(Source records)
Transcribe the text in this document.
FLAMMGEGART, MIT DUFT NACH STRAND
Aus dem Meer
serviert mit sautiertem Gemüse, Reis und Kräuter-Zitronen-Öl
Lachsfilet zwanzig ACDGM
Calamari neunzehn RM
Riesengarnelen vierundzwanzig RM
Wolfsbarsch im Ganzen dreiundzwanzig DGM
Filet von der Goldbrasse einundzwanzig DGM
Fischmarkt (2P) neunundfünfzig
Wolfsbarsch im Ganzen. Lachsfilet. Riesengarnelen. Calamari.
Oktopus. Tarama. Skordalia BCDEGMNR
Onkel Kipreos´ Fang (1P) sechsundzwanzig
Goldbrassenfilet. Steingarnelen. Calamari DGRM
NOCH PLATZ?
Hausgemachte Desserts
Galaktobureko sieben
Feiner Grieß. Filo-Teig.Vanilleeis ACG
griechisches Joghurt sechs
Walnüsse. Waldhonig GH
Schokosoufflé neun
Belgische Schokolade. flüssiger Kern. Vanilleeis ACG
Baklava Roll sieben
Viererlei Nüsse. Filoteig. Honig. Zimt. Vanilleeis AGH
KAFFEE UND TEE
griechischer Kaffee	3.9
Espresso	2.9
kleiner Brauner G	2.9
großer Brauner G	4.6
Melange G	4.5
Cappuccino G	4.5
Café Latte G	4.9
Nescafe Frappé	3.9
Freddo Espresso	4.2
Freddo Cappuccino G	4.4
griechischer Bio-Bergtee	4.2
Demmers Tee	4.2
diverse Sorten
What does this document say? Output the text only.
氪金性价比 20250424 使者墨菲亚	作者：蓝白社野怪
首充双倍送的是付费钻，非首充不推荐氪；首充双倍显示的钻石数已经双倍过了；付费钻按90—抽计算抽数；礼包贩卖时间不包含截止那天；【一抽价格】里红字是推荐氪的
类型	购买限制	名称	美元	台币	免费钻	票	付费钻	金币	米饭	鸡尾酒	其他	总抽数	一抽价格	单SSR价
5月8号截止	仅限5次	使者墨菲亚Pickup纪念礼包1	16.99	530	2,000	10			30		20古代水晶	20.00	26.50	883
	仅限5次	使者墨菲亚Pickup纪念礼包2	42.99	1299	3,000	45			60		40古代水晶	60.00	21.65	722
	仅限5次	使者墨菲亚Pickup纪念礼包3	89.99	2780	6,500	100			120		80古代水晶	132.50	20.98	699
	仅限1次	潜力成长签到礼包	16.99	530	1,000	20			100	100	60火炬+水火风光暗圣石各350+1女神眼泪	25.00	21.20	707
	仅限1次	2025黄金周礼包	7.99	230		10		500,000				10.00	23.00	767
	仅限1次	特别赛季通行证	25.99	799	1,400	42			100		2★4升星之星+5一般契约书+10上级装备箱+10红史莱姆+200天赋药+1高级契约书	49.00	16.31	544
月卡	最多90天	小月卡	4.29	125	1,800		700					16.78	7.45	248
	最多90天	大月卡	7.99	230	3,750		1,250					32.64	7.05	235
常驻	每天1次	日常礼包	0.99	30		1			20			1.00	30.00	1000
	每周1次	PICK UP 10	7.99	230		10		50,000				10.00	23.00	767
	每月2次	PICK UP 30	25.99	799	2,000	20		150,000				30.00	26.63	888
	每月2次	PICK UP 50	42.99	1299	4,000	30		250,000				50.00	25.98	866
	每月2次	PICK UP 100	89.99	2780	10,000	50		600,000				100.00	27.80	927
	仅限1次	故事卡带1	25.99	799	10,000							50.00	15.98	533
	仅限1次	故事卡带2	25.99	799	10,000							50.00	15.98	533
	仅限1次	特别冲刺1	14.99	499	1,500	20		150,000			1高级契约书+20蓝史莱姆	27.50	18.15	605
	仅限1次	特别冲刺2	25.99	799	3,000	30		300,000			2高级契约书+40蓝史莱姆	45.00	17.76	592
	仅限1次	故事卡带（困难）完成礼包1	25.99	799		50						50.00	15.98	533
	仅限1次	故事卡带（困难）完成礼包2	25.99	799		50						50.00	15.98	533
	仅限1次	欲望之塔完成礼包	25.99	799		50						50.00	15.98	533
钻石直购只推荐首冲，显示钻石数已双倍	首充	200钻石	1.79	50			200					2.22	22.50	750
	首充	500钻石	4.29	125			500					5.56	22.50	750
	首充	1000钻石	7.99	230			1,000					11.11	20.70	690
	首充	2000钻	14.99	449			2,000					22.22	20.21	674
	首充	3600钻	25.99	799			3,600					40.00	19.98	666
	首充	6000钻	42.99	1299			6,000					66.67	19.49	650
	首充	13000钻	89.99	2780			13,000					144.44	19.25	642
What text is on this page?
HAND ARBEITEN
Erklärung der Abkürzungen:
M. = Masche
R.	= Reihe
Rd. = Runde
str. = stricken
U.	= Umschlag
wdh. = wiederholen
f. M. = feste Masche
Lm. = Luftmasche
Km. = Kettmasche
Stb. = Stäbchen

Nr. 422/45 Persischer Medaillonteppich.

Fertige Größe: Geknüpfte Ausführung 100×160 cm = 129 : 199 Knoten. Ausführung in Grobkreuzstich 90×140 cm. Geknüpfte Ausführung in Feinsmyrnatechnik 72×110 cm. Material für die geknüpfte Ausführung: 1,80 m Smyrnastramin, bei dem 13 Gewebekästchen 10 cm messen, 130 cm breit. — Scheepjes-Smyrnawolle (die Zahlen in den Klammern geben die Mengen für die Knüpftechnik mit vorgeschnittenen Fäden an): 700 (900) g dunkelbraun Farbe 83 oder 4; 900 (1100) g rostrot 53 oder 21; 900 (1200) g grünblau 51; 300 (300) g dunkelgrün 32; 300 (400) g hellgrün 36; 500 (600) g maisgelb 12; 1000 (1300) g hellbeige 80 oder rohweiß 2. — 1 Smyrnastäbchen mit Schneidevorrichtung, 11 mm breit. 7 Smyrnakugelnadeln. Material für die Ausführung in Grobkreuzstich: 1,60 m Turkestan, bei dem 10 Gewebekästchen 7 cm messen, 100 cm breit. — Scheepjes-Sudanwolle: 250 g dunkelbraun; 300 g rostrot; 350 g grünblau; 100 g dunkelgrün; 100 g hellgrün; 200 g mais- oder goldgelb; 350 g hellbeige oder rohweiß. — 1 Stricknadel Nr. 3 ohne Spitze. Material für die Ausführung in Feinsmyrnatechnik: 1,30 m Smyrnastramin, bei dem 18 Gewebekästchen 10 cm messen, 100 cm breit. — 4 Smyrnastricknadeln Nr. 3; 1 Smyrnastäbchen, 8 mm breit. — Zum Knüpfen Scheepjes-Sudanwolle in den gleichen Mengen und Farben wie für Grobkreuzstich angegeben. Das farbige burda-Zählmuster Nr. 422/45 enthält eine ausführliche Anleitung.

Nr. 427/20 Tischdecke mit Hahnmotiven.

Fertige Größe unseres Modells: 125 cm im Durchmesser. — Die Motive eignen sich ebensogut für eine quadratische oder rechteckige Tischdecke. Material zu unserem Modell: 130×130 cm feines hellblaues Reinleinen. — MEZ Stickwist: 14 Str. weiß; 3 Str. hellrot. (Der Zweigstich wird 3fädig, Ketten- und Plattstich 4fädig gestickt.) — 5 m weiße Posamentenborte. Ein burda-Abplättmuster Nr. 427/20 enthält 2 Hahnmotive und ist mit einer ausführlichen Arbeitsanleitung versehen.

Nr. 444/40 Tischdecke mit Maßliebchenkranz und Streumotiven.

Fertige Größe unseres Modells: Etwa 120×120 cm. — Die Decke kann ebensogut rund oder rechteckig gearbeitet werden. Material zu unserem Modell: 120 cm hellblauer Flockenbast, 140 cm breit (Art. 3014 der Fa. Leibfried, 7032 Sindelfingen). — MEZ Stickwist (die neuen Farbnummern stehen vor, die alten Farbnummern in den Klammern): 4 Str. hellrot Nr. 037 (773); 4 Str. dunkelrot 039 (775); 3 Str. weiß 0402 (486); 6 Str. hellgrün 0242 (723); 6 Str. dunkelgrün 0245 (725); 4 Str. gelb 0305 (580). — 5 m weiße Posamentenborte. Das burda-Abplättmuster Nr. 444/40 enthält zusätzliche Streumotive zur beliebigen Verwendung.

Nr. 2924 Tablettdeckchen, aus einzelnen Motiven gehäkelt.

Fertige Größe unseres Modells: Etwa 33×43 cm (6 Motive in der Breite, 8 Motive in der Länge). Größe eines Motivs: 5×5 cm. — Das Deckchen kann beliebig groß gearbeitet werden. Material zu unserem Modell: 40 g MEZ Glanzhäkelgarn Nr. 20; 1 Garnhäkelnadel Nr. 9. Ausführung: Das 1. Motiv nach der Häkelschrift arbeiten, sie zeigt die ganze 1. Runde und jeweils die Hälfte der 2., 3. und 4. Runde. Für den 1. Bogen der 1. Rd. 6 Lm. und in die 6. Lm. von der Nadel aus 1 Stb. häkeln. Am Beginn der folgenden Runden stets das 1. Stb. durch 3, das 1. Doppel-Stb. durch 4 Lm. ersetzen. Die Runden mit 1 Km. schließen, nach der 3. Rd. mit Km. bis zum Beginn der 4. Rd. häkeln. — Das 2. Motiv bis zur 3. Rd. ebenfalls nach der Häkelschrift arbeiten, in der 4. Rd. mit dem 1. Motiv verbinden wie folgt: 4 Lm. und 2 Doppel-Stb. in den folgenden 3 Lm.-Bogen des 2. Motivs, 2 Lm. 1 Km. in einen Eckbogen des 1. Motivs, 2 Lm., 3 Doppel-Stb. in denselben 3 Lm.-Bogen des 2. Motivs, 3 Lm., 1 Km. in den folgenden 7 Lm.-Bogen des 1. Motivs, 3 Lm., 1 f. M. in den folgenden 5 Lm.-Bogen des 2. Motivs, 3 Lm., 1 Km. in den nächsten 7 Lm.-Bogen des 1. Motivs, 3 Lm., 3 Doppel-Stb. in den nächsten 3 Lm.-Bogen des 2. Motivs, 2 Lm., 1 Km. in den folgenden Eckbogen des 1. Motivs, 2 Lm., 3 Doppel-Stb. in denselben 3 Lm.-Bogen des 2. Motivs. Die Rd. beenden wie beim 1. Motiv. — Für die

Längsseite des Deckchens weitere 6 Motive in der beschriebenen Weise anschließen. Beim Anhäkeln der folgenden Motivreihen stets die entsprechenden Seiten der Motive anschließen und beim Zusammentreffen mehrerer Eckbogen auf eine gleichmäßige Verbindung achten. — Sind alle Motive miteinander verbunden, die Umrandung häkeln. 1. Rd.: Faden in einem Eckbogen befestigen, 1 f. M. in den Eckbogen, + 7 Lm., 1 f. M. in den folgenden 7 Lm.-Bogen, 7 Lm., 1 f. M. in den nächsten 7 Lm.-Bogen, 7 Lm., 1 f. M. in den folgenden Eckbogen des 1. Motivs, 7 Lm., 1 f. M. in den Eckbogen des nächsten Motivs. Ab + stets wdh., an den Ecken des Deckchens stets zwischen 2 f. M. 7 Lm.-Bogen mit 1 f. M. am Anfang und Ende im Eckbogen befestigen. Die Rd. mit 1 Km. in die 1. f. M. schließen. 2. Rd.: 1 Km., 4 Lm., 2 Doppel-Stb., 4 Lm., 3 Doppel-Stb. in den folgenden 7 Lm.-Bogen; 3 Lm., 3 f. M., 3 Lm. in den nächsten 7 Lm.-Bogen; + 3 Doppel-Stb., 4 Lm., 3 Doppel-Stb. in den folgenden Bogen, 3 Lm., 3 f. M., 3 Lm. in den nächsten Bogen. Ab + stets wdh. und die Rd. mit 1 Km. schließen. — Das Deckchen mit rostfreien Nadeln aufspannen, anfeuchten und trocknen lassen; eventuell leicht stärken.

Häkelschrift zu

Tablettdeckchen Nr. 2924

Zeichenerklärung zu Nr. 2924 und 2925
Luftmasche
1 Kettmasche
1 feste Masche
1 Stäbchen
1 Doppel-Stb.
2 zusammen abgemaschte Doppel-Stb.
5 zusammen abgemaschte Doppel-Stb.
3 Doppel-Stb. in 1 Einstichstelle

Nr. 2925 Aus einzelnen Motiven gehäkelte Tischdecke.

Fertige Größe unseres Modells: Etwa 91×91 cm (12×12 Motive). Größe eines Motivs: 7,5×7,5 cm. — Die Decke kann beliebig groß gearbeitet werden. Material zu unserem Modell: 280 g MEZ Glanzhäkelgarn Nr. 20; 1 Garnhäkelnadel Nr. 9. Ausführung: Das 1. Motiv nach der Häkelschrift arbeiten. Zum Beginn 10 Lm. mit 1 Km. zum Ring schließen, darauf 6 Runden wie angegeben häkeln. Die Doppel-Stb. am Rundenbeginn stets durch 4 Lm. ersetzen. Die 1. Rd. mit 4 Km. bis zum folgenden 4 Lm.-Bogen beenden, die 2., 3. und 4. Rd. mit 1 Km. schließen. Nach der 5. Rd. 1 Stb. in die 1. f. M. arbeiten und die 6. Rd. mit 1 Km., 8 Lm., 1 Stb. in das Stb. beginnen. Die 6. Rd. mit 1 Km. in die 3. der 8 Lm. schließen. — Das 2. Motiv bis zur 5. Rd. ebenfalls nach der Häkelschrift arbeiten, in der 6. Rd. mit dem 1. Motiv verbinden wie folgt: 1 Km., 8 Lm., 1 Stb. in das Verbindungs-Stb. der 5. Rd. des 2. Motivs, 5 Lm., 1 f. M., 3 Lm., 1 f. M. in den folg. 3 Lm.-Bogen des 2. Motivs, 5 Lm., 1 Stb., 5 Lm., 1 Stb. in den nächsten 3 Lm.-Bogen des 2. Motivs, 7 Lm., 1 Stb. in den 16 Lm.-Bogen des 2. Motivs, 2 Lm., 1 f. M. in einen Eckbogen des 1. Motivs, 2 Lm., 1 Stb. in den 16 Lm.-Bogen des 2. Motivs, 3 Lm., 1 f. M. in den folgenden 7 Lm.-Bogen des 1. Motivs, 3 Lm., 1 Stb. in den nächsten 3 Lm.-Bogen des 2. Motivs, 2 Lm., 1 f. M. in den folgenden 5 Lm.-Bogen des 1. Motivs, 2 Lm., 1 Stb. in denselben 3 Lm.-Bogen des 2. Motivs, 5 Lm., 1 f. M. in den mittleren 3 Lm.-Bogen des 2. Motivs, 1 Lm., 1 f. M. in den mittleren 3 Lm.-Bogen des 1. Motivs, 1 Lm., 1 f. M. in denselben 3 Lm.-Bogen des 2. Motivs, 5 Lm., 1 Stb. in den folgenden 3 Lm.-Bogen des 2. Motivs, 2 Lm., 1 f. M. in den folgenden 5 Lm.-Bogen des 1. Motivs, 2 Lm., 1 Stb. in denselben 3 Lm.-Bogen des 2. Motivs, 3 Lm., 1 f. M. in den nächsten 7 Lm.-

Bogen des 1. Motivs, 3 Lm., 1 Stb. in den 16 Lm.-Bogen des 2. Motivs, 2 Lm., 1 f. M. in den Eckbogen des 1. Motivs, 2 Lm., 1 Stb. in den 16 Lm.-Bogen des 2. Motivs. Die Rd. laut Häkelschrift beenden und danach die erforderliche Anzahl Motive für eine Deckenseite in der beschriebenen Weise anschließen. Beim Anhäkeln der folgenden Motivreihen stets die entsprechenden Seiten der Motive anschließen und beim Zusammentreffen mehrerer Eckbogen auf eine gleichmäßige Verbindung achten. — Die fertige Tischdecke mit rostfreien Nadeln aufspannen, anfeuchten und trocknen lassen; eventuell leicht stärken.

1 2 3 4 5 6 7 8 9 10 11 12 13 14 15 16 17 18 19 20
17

### What to produce
Pull every line holding "Cappuccino" out of the records.

### The output
Cappuccino G	4.5
Freddo Cappuccino G	4.4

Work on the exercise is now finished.